"""

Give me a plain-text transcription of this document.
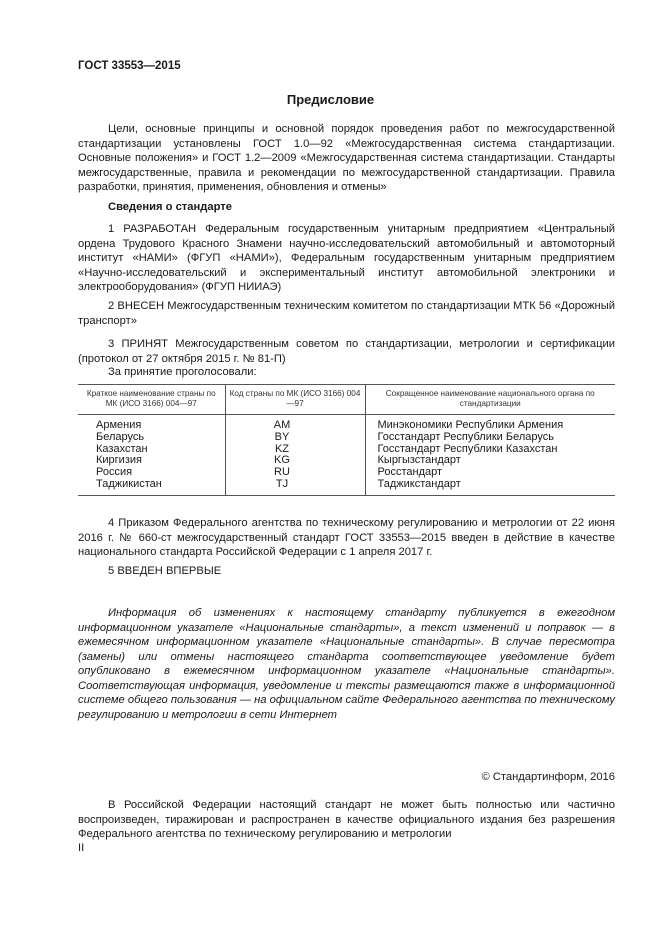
ГОСТ 33553—2015
Предисловие
Цели, основные принципы и основной порядок проведения работ по межгосударственной стандартизации установлены ГОСТ 1.0—92 «Межгосударственная система стандартизации. Основные положения» и ГОСТ 1.2—2009 «Межгосударственная система стандартизации. Стандарты межгосударственные, правила и рекомендации по межгосударственной стандартизации. Правила разработки, принятия, применения, обновления и отмены»
Сведения о стандарте
1 РАЗРАБОТАН Федеральным государственным унитарным предприятием «Центральный ордена Трудового Красного Знамени научно-исследовательский автомобильный и автомоторный институт «НАМИ» (ФГУП «НАМИ»), Федеральным государственным унитарным предприятием «Научно-исследовательский и экспериментальный институт автомобильной электроники и электрооборудования» (ФГУП НИИАЭ)
2 ВНЕСЕН Межгосударственным техническим комитетом по стандартизации МТК 56 «Дорожный транспорт»
3 ПРИНЯТ Межгосударственным советом по стандартизации, метрологии и сертификации (протокол от 27 октября 2015 г. № 81-П)
За принятие проголосовали:
Краткое наименование страны по МК (ИСО 3166) 004—97	Код страны по МК (ИСО 3166) 004—97	Сокращенное наименование национального органа по стандартизации
Армения	AM	Минэкономики Республики Армения
Беларусь	BY	Госстандарт Республики Беларусь
Казахстан	KZ	Госстандарт Республики Казахстан
Киргизия	KG	Кыргызстандарт
Россия	RU	Росстандарт
Таджикистан	TJ	Таджикстандарт
4 Приказом Федерального агентства по техническому регулированию и метрологии от 22 июня 2016 г. № 660-ст межгосударственный стандарт ГОСТ 33553—2015 введен в действие в качестве национального стандарта Российской Федерации с 1 апреля 2017 г.
5 ВВЕДЕН ВПЕРВЫЕ
Информация об изменениях к настоящему стандарту публикуется в ежегодном информационном указателе «Национальные стандарты», а текст изменений и поправок — в ежемесячном информационном указателе «Национальные стандарты». В случае пересмотра (замены) или отмены настоящего стандарта соответствующее уведомление будет опубликовано в ежемесячном информационном указателе «Национальные стандарты». Соответствующая информация, уведомление и тексты размещаются также в информационной системе общего пользования — на официальном сайте Федерального агентства по техническому регулированию и метрологии в сети Интернет
© Стандартинформ, 2016
В Российской Федерации настоящий стандарт не может быть полностью или частично воспроизведен, тиражирован и распространен в качестве официального издания без разрешения Федерального агентства по техническому регулированию и метрологии
II
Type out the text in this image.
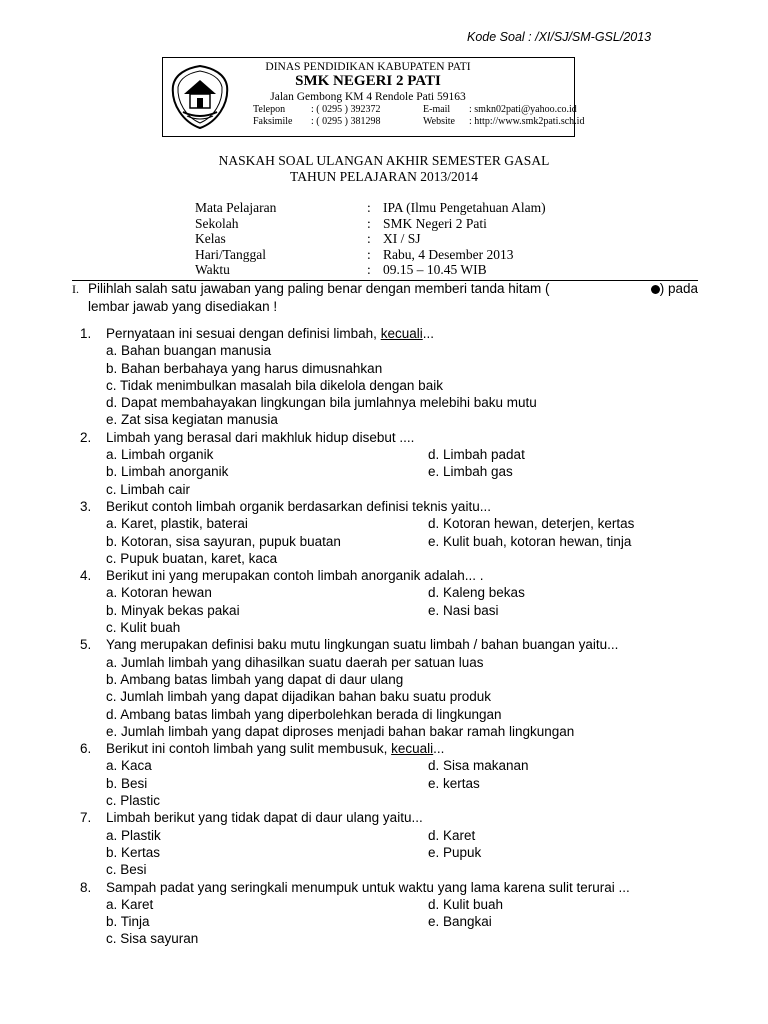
Kode Soal : /XI/SJ/SM-GSL/2013
DINAS PENDIDIKAN KABUPATEN PATI
SMK NEGERI 2 PATI
Jalan Gembong KM 4 Rendole Pati 59163
Telepon	: ( 0295 ) 392372	E-mail : smkn02pati@yahoo.co.id
Faksimile : ( 0295 ) 381298	Website : http://www.smk2pati.sch.id
NASKAH SOAL ULANGAN AKHIR SEMESTER GASAL
TAHUN PELAJARAN 2013/2014
Mata Pelajaran	: IPA (Ilmu Pengetahuan Alam)
Sekolah	: SMK Negeri 2 Pati
Kelas	: XI / SJ
Hari/Tanggal	: Rabu, 4 Desember 2013
Waktu	: 09.15 – 10.45 WIB
I. Pilihlah salah satu jawaban yang paling benar dengan memberi tanda hitam (	) pada
lembar jawab yang disediakan !
1.	Pernyataan ini sesuai dengan definisi limbah, kecuali...
a. Bahan buangan manusia
b. Bahan berbahaya yang harus dimusnahkan
c. Tidak menimbulkan masalah bila dikelola dengan baik
d. Dapat membahayakan lingkungan bila jumlahnya melebihi baku mutu
e. Zat sisa kegiatan manusia
2.	Limbah yang berasal dari makhluk hidup disebut ....
a. Limbah organik	d. Limbah padat
b. Limbah anorganik	e. Limbah gas
c. Limbah cair
3.	Berikut contoh limbah organik berdasarkan definisi teknis yaitu...
a. Karet, plastik, baterai	d. Kotoran hewan, deterjen, kertas
b. Kotoran, sisa sayuran, pupuk buatan	e. Kulit buah, kotoran hewan, tinja
c. Pupuk buatan, karet, kaca
4.	Berikut ini yang merupakan contoh limbah anorganik adalah... .
a. Kotoran hewan	d. Kaleng bekas
b. Minyak bekas pakai	e. Nasi basi
c. Kulit buah
5.	Yang merupakan definisi baku mutu lingkungan suatu limbah / bahan buangan yaitu...
a. Jumlah limbah yang dihasilkan suatu daerah per satuan luas
b. Ambang batas limbah yang dapat di daur ulang
c. Jumlah limbah yang dapat dijadikan bahan baku suatu produk
d. Ambang batas limbah yang diperbolehkan berada di lingkungan
e. Jumlah limbah yang dapat diproses menjadi bahan bakar ramah lingkungan
6.	Berikut ini contoh limbah yang sulit membusuk, kecuali...
a. Kaca	d. Sisa makanan
b. Besi	e. kertas
c. Plastic
7.	Limbah berikut yang tidak dapat di daur ulang yaitu...
a. Plastik	d. Karet
b. Kertas	e. Pupuk
c. Besi
8.	Sampah padat yang seringkali menumpuk untuk waktu yang lama karena sulit terurai ...
a. Karet	d. Kulit buah
b. Tinja	e. Bangkai
c. Sisa sayuran
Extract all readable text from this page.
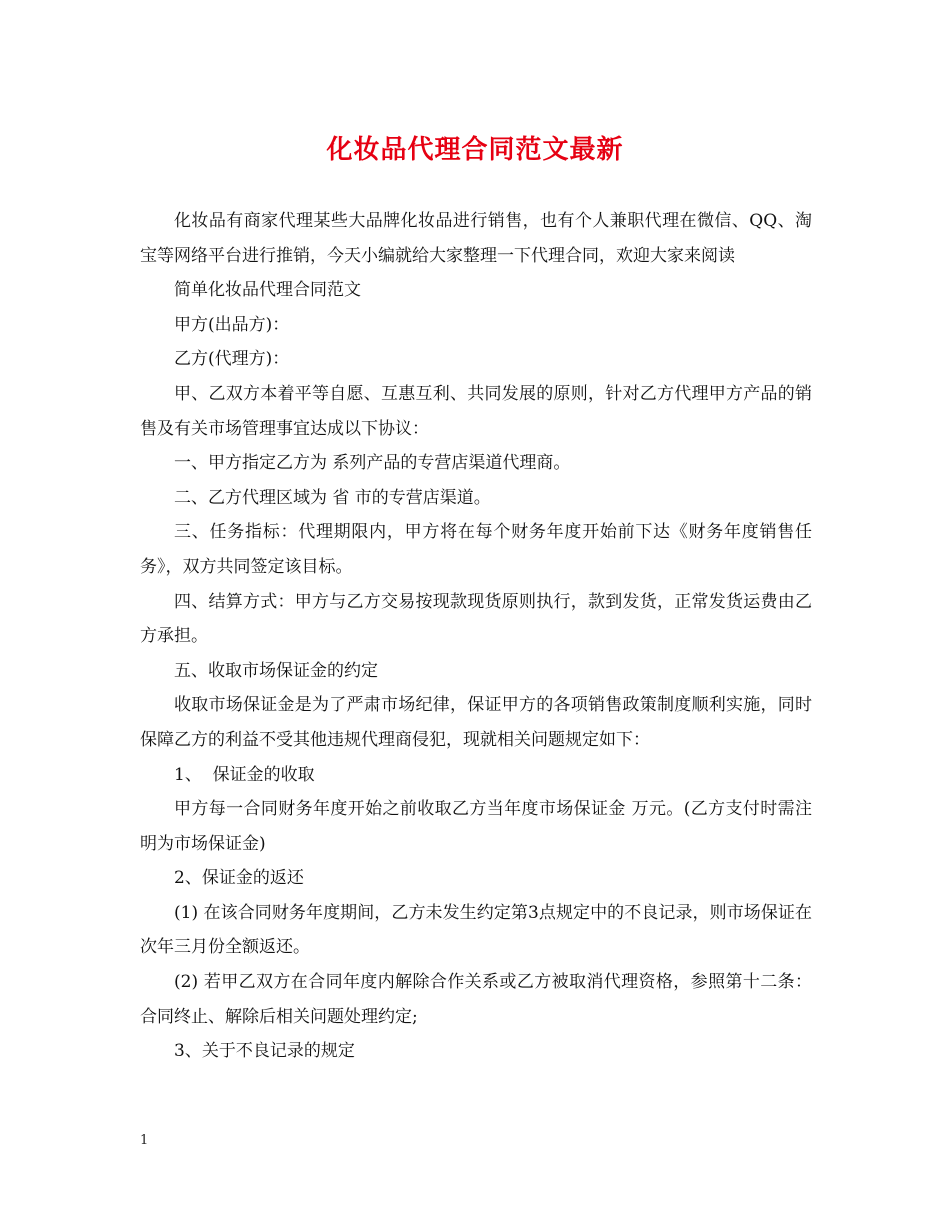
化妆品代理合同范文最新

化妆品有商家代理某些大品牌化妆品进行销售，也有个人兼职代理在微信、QQ、淘宝等网络平台进行推销，今天小编就给大家整理一下代理合同，欢迎大家来阅读

简单化妆品代理合同范文

甲方(出品方)：

乙方(代理方)：

甲、乙双方本着平等自愿、互惠互利、共同发展的原则，针对乙方代理甲方产品的销售及有关市场管理事宜达成以下协议：

一、甲方指定乙方为 系列产品的专营店渠道代理商。

二、乙方代理区域为 省 市的专营店渠道。

三、任务指标：代理期限内，甲方将在每个财务年度开始前下达《财务年度销售任务》，双方共同签定该目标。

四、结算方式：甲方与乙方交易按现款现货原则执行，款到发货，正常发货运费由乙方承担。

五、收取市场保证金的约定

收取市场保证金是为了严肃市场纪律，保证甲方的各项销售政策制度顺利实施，同时保障乙方的利益不受其他违规代理商侵犯，现就相关问题规定如下：

1、  保证金的收取

甲方每一合同财务年度开始之前收取乙方当年度市场保证金 万元。(乙方支付时需注明为市场保证金)

2、保证金的返还

(1) 在该合同财务年度期间，乙方未发生约定第3点规定中的不良记录，则市场保证在次年三月份全额返还。

(2) 若甲乙双方在合同年度内解除合作关系或乙方被取消代理资格，参照第十二条：合同终止、解除后相关问题处理约定;

3、关于不良记录的规定

1
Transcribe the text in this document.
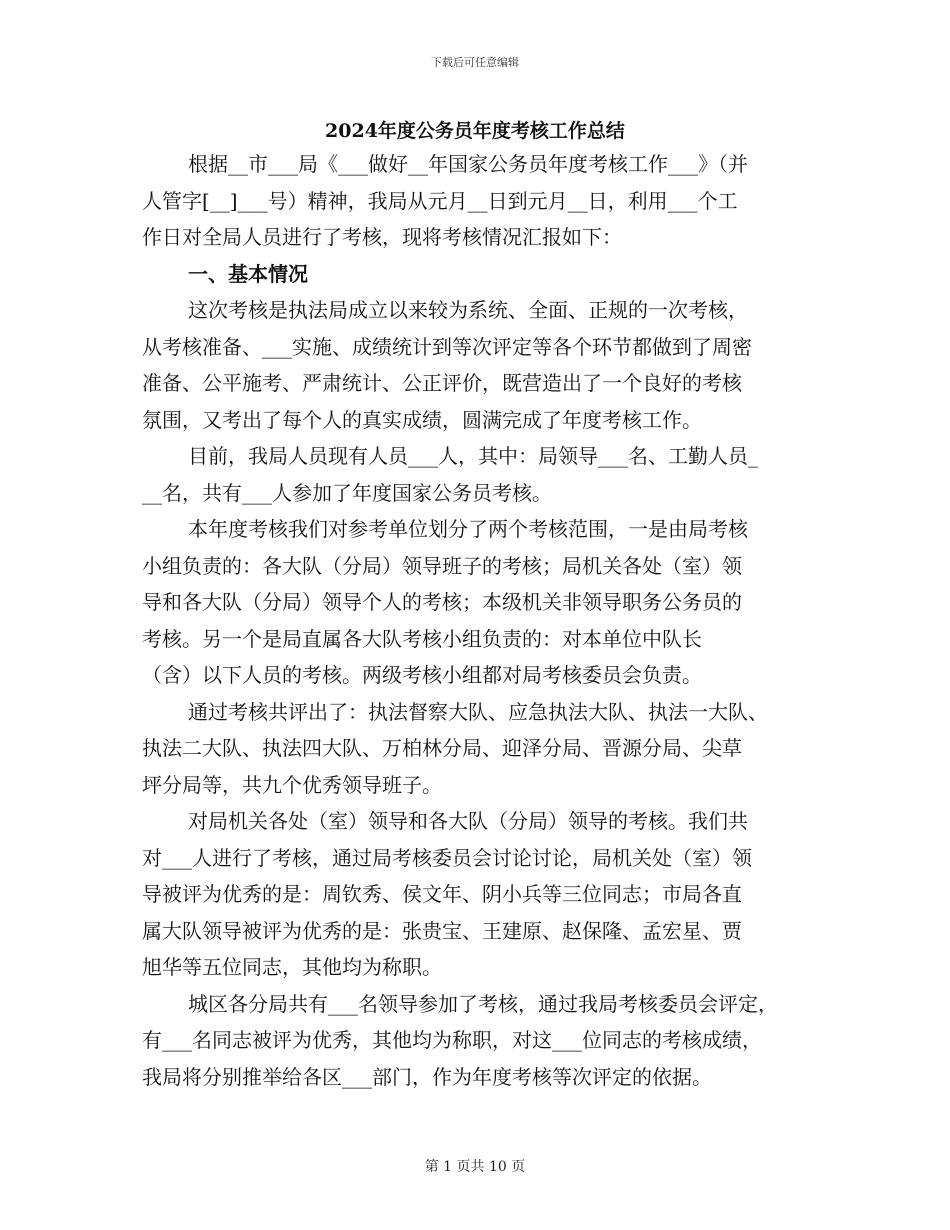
下载后可任意编辑
2024年度公务员年度考核工作总结
根据__市___局《___做好__年国家公务员年度考核工作___》（并
人管字[__]___号）精神，我局从元月__日到元月__日，利用___个工
作日对全局人员进行了考核，现将考核情况汇报如下：
一、基本情况
这次考核是执法局成立以来较为系统、全面、正规的一次考核，
从考核准备、___实施、成绩统计到等次评定等各个环节都做到了周密
准备、公平施考、严肃统计、公正评价，既营造出了一个良好的考核
氛围，又考出了每个人的真实成绩，圆满完成了年度考核工作。
目前，我局人员现有人员___人，其中：局领导___名、工勤人员_
__名，共有___人参加了年度国家公务员考核。
本年度考核我们对参考单位划分了两个考核范围，一是由局考核
小组负责的：各大队（分局）领导班子的考核；局机关各处（室）领
导和各大队（分局）领导个人的考核；本级机关非领导职务公务员的
考核。另一个是局直属各大队考核小组负责的：对本单位中队长
（含）以下人员的考核。两级考核小组都对局考核委员会负责。
通过考核共评出了：执法督察大队、应急执法大队、执法一大队、
执法二大队、执法四大队、万柏林分局、迎泽分局、晋源分局、尖草
坪分局等，共九个优秀领导班子。
对局机关各处（室）领导和各大队（分局）领导的考核。我们共
对___人进行了考核，通过局考核委员会讨论讨论，局机关处（室）领
导被评为优秀的是：周钦秀、侯文年、阴小兵等三位同志；市局各直
属大队领导被评为优秀的是：张贵宝、王建原、赵保隆、孟宏星、贾
旭华等五位同志，其他均为称职。
城区各分局共有___名领导参加了考核，通过我局考核委员会评定，
有___名同志被评为优秀，其他均为称职，对这___位同志的考核成绩，
我局将分别推举给各区___部门，作为年度考核等次评定的依据。
第 1 页共 10 页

"""

**PROBLEM STATEMENT:** Output only the lines running from the line with "Extract all readable text from this page." through the last line of the entries above, inclusive, with pictures excluded.

**FINISHED EXERCISE:**
Extract all readable text from this page.
化妆品代理合同范文最新

化妆品有商家代理某些大品牌化妆品进行销售，也有个人兼职代理在微信、QQ、淘宝等网络平台进行推销，今天小编就给大家整理一下代理合同，欢迎大家来阅读

简单化妆品代理合同范文

甲方(出品方)：

乙方(代理方)：

甲、乙双方本着平等自愿、互惠互利、共同发展的原则，针对乙方代理甲方产品的销售及有关市场管理事宜达成以下协议：

一、甲方指定乙方为 系列产品的专营店渠道代理商。

二、乙方代理区域为 省 市的专营店渠道。

三、任务指标：代理期限内，甲方将在每个财务年度开始前下达《财务年度销售任务》，双方共同签定该目标。

四、结算方式：甲方与乙方交易按现款现货原则执行，款到发货，正常发货运费由乙方承担。

五、收取市场保证金的约定

收取市场保证金是为了严肃市场纪律，保证甲方的各项销售政策制度顺利实施，同时保障乙方的利益不受其他违规代理商侵犯，现就相关问题规定如下：

1、  保证金的收取

甲方每一合同财务年度开始之前收取乙方当年度市场保证金 万元。(乙方支付时需注明为市场保证金)

2、保证金的返还

(1) 在该合同财务年度期间，乙方未发生约定第3点规定中的不良记录，则市场保证在次年三月份全额返还。

(2) 若甲乙双方在合同年度内解除合作关系或乙方被取消代理资格，参照第十二条：合同终止、解除后相关问题处理约定;

3、关于不良记录的规定

1
Transcribe the text in this document.
下载后可任意编辑
2024年度公务员年度考核工作总结
根据__市___局《___做好__年国家公务员年度考核工作___》（并
人管字[__]___号）精神，我局从元月__日到元月__日，利用___个工
作日对全局人员进行了考核，现将考核情况汇报如下：
一、基本情况
这次考核是执法局成立以来较为系统、全面、正规的一次考核，
从考核准备、___实施、成绩统计到等次评定等各个环节都做到了周密
准备、公平施考、严肃统计、公正评价，既营造出了一个良好的考核
氛围，又考出了每个人的真实成绩，圆满完成了年度考核工作。
目前，我局人员现有人员___人，其中：局领导___名、工勤人员_
__名，共有___人参加了年度国家公务员考核。
本年度考核我们对参考单位划分了两个考核范围，一是由局考核
小组负责的：各大队（分局）领导班子的考核；局机关各处（室）领
导和各大队（分局）领导个人的考核；本级机关非领导职务公务员的
考核。另一个是局直属各大队考核小组负责的：对本单位中队长
（含）以下人员的考核。两级考核小组都对局考核委员会负责。
通过考核共评出了：执法督察大队、应急执法大队、执法一大队、
执法二大队、执法四大队、万柏林分局、迎泽分局、晋源分局、尖草
坪分局等，共九个优秀领导班子。
对局机关各处（室）领导和各大队（分局）领导的考核。我们共
对___人进行了考核，通过局考核委员会讨论讨论，局机关处（室）领
导被评为优秀的是：周钦秀、侯文年、阴小兵等三位同志；市局各直
属大队领导被评为优秀的是：张贵宝、王建原、赵保隆、孟宏星、贾
旭华等五位同志，其他均为称职。
城区各分局共有___名领导参加了考核，通过我局考核委员会评定，
有___名同志被评为优秀，其他均为称职，对这___位同志的考核成绩，
我局将分别推举给各区___部门，作为年度考核等次评定的依据。
第 1 页共 10 页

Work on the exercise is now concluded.